╭──

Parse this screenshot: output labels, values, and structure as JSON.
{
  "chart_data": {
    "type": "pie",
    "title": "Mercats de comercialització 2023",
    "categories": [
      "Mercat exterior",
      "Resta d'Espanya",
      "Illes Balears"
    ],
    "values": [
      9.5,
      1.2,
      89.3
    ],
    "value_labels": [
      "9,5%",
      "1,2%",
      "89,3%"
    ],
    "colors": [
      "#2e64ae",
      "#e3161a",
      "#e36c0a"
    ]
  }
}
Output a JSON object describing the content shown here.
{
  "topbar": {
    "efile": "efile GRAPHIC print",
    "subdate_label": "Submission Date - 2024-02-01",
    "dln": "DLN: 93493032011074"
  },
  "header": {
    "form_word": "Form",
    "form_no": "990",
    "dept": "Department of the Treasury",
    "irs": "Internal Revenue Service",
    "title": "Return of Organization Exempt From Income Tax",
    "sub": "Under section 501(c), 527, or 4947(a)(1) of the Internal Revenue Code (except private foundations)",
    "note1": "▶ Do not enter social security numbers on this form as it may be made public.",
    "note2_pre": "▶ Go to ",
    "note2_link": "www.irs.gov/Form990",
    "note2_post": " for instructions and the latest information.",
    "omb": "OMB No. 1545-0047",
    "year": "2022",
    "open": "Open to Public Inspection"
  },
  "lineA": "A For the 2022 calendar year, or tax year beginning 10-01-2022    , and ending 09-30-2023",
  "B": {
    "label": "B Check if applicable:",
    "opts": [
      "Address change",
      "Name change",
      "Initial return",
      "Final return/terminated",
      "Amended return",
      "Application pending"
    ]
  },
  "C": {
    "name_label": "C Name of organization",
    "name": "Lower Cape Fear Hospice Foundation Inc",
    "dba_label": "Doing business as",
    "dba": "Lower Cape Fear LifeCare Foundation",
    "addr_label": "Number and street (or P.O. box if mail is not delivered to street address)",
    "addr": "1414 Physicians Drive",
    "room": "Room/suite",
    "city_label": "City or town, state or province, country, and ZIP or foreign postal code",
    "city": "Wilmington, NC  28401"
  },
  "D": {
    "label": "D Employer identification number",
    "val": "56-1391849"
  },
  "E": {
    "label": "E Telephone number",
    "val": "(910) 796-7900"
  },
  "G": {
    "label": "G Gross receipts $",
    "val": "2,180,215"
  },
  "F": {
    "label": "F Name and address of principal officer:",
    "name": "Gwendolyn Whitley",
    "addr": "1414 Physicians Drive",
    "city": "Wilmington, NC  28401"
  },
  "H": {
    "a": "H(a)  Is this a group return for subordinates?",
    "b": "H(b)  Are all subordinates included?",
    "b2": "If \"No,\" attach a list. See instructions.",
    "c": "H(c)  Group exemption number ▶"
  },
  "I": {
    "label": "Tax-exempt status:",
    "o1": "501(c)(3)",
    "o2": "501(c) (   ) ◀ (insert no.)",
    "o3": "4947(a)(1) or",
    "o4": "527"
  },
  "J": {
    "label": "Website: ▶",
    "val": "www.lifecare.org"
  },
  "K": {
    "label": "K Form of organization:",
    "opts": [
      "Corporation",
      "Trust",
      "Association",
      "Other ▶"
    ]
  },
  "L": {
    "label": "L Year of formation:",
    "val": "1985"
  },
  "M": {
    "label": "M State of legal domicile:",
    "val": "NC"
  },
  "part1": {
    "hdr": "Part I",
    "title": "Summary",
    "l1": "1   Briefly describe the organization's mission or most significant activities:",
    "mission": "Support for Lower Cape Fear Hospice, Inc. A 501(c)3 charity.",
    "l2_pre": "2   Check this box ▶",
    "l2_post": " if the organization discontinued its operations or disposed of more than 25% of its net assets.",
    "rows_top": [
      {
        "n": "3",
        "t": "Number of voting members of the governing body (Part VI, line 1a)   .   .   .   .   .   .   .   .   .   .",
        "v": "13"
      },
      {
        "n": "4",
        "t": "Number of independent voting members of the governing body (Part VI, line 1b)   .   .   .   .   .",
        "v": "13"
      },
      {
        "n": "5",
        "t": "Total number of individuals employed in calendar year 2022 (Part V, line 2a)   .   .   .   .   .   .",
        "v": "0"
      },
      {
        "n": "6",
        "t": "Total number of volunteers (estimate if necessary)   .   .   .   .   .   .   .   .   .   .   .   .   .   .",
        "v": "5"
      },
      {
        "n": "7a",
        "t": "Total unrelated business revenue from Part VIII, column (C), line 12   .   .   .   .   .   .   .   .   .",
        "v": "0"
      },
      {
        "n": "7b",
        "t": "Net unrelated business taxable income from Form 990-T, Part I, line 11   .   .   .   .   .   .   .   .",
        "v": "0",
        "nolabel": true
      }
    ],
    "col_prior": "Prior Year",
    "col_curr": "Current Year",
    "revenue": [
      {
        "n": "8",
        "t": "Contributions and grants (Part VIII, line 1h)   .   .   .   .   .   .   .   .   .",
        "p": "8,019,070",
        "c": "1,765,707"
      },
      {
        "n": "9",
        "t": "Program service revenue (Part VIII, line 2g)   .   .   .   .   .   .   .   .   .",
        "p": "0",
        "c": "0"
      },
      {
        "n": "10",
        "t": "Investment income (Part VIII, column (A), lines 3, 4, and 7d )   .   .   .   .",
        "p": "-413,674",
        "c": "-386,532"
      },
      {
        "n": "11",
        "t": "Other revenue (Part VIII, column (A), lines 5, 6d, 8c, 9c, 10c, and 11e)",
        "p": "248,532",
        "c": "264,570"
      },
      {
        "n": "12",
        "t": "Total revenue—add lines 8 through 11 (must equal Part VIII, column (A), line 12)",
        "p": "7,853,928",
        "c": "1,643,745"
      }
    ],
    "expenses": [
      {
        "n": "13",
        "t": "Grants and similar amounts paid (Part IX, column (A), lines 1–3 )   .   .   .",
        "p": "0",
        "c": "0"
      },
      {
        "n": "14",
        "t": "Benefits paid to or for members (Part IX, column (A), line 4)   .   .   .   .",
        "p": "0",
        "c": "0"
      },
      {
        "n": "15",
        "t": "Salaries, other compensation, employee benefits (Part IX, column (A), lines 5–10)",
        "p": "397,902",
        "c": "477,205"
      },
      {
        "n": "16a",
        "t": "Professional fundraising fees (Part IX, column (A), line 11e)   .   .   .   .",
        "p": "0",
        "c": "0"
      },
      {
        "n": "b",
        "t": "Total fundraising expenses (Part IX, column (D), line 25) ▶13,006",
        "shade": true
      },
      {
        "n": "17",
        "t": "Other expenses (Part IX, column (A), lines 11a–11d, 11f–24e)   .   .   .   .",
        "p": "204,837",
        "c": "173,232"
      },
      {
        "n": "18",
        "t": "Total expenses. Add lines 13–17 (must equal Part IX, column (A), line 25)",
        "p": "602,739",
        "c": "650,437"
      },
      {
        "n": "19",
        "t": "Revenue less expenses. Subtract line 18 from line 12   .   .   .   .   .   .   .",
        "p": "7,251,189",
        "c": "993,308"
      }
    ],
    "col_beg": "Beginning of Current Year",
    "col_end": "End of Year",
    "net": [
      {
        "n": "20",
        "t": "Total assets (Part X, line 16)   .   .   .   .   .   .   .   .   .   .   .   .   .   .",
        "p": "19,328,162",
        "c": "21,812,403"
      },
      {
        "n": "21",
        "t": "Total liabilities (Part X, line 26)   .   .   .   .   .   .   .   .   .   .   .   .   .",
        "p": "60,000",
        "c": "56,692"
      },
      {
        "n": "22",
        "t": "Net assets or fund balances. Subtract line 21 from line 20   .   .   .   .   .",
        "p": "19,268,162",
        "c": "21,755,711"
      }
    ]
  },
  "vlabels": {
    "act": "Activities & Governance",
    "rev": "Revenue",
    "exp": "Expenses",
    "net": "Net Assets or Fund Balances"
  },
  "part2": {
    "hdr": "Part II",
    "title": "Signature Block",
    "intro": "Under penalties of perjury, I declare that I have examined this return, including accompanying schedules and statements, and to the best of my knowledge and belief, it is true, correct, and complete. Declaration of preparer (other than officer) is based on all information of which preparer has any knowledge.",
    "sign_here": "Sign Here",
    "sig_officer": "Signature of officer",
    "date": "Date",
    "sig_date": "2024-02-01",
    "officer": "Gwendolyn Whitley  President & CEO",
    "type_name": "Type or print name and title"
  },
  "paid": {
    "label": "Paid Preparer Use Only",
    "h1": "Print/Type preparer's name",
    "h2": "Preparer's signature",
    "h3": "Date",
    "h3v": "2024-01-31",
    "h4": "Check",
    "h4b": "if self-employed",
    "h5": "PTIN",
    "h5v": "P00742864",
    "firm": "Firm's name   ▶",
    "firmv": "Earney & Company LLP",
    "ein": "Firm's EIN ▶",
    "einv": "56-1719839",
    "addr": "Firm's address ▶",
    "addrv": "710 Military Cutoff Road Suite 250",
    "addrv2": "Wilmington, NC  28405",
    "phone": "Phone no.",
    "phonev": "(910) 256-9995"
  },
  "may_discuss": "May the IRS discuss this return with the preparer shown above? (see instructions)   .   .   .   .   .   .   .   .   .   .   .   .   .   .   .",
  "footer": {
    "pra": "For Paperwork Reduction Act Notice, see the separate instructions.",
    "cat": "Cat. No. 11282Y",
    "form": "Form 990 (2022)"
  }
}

╰──

• [What you should do]
Copy out each line of the entries that holds "Check".

• [Answer to the problem]
    "label": "B Check if applicable:",
    "l2_pre": "2   Check this box ▶",
    "h4": "Check",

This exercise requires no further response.